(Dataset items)
***
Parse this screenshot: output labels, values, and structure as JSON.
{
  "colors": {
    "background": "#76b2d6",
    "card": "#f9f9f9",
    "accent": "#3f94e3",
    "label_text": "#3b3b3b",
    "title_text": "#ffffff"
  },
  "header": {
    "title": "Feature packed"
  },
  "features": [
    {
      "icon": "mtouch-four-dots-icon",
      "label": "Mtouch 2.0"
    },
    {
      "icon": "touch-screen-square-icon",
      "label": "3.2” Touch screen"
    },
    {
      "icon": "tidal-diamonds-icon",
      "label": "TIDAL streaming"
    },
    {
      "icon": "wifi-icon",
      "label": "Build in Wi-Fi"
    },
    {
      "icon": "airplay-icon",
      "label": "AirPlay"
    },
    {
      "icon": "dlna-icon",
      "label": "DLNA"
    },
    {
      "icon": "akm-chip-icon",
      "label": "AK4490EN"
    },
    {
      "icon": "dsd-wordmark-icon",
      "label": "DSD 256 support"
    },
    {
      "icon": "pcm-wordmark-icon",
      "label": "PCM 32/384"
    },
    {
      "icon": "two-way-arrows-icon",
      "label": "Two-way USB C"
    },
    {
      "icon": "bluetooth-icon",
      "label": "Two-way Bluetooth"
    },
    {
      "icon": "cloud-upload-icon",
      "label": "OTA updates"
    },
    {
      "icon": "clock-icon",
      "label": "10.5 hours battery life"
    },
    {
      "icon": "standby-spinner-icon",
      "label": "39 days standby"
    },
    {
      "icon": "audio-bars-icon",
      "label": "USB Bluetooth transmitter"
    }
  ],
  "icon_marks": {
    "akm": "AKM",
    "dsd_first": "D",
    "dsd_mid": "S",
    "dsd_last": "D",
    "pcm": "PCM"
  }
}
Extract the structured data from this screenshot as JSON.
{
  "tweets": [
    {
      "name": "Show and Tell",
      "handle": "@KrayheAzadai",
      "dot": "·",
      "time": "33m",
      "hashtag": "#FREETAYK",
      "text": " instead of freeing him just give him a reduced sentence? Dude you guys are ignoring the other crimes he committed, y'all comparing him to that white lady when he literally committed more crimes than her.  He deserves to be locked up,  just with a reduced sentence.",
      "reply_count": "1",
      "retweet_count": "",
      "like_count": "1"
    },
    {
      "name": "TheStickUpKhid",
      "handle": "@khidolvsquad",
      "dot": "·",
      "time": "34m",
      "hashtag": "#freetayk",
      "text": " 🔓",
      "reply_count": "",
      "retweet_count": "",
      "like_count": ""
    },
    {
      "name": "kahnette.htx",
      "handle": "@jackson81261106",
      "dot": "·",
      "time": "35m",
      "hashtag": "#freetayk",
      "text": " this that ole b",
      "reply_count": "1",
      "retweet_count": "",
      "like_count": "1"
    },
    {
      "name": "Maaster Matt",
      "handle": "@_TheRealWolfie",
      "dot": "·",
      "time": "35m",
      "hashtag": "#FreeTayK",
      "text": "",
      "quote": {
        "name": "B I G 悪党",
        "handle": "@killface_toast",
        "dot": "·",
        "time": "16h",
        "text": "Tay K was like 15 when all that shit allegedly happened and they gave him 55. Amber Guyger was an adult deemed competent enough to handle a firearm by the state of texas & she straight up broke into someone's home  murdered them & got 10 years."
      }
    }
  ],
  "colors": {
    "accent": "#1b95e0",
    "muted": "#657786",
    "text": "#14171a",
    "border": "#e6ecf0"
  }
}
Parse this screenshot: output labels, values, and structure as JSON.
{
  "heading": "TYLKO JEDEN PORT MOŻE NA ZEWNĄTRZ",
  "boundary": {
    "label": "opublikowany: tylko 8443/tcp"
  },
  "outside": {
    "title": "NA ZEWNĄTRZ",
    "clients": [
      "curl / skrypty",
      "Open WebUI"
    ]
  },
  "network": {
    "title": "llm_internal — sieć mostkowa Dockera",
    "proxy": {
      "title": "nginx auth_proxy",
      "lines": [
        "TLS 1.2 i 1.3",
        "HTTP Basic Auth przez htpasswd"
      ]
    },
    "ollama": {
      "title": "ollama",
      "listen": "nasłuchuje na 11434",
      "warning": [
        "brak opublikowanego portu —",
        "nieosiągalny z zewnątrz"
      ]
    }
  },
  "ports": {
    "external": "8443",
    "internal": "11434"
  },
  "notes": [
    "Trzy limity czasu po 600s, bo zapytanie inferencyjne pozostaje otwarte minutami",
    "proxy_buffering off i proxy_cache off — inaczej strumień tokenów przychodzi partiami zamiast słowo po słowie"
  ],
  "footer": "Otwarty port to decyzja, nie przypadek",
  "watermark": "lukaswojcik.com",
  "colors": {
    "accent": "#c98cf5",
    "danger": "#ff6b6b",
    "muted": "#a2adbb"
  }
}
***
What you need to do: Repeat the records above exactly, from the first line to the last.

Answer to the task:
Parse this screenshot: output labels, values, and structure as JSON.
{
  "colors": {
    "background": "#76b2d6",
    "card": "#f9f9f9",
    "accent": "#3f94e3",
    "label_text": "#3b3b3b",
    "title_text": "#ffffff"
  },
  "header": {
    "title": "Feature packed"
  },
  "features": [
    {
      "icon": "mtouch-four-dots-icon",
      "label": "Mtouch 2.0"
    },
    {
      "icon": "touch-screen-square-icon",
      "label": "3.2” Touch screen"
    },
    {
      "icon": "tidal-diamonds-icon",
      "label": "TIDAL streaming"
    },
    {
      "icon": "wifi-icon",
      "label": "Build in Wi-Fi"
    },
    {
      "icon": "airplay-icon",
      "label": "AirPlay"
    },
    {
      "icon": "dlna-icon",
      "label": "DLNA"
    },
    {
      "icon": "akm-chip-icon",
      "label": "AK4490EN"
    },
    {
      "icon": "dsd-wordmark-icon",
      "label": "DSD 256 support"
    },
    {
      "icon": "pcm-wordmark-icon",
      "label": "PCM 32/384"
    },
    {
      "icon": "two-way-arrows-icon",
      "label": "Two-way USB C"
    },
    {
      "icon": "bluetooth-icon",
      "label": "Two-way Bluetooth"
    },
    {
      "icon": "cloud-upload-icon",
      "label": "OTA updates"
    },
    {
      "icon": "clock-icon",
      "label": "10.5 hours battery life"
    },
    {
      "icon": "standby-spinner-icon",
      "label": "39 days standby"
    },
    {
      "icon": "audio-bars-icon",
      "label": "USB Bluetooth transmitter"
    }
  ],
  "icon_marks": {
    "akm": "AKM",
    "dsd_first": "D",
    "dsd_mid": "S",
    "dsd_last": "D",
    "pcm": "PCM"
  }
}
Extract the structured data from this screenshot as JSON.
{
  "tweets": [
    {
      "name": "Show and Tell",
      "handle": "@KrayheAzadai",
      "dot": "·",
      "time": "33m",
      "hashtag": "#FREETAYK",
      "text": " instead of freeing him just give him a reduced sentence? Dude you guys are ignoring the other crimes he committed, y'all comparing him to that white lady when he literally committed more crimes than her.  He deserves to be locked up,  just with a reduced sentence.",
      "reply_count": "1",
      "retweet_count": "",
      "like_count": "1"
    },
    {
      "name": "TheStickUpKhid",
      "handle": "@khidolvsquad",
      "dot": "·",
      "time": "34m",
      "hashtag": "#freetayk",
      "text": " 🔓",
      "reply_count": "",
      "retweet_count": "",
      "like_count": ""
    },
    {
      "name": "kahnette.htx",
      "handle": "@jackson81261106",
      "dot": "·",
      "time": "35m",
      "hashtag": "#freetayk",
      "text": " this that ole b",
      "reply_count": "1",
      "retweet_count": "",
      "like_count": "1"
    },
    {
      "name": "Maaster Matt",
      "handle": "@_TheRealWolfie",
      "dot": "·",
      "time": "35m",
      "hashtag": "#FreeTayK",
      "text": "",
      "quote": {
        "name": "B I G 悪党",
        "handle": "@killface_toast",
        "dot": "·",
        "time": "16h",
        "text": "Tay K was like 15 when all that shit allegedly happened and they gave him 55. Amber Guyger was an adult deemed competent enough to handle a firearm by the state of texas & she straight up broke into someone's home  murdered them & got 10 years."
      }
    }
  ],
  "colors": {
    "accent": "#1b95e0",
    "muted": "#657786",
    "text": "#14171a",
    "border": "#e6ecf0"
  }
}
Parse this screenshot: output labels, values, and structure as JSON.
{
  "heading": "TYLKO JEDEN PORT MOŻE NA ZEWNĄTRZ",
  "boundary": {
    "label": "opublikowany: tylko 8443/tcp"
  },
  "outside": {
    "title": "NA ZEWNĄTRZ",
    "clients": [
      "curl / skrypty",
      "Open WebUI"
    ]
  },
  "network": {
    "title": "llm_internal — sieć mostkowa Dockera",
    "proxy": {
      "title": "nginx auth_proxy",
      "lines": [
        "TLS 1.2 i 1.3",
        "HTTP Basic Auth przez htpasswd"
      ]
    },
    "ollama": {
      "title": "ollama",
      "listen": "nasłuchuje na 11434",
      "warning": [
        "brak opublikowanego portu —",
        "nieosiągalny z zewnątrz"
      ]
    }
  },
  "ports": {
    "external": "8443",
    "internal": "11434"
  },
  "notes": [
    "Trzy limity czasu po 600s, bo zapytanie inferencyjne pozostaje otwarte minutami",
    "proxy_buffering off i proxy_cache off — inaczej strumień tokenów przychodzi partiami zamiast słowo po słowie"
  ],
  "footer": "Otwarty port to decyzja, nie przypadek",
  "watermark": "lukaswojcik.com",
  "colors": {
    "accent": "#c98cf5",
    "danger": "#ff6b6b",
    "muted": "#a2adbb"
  }
}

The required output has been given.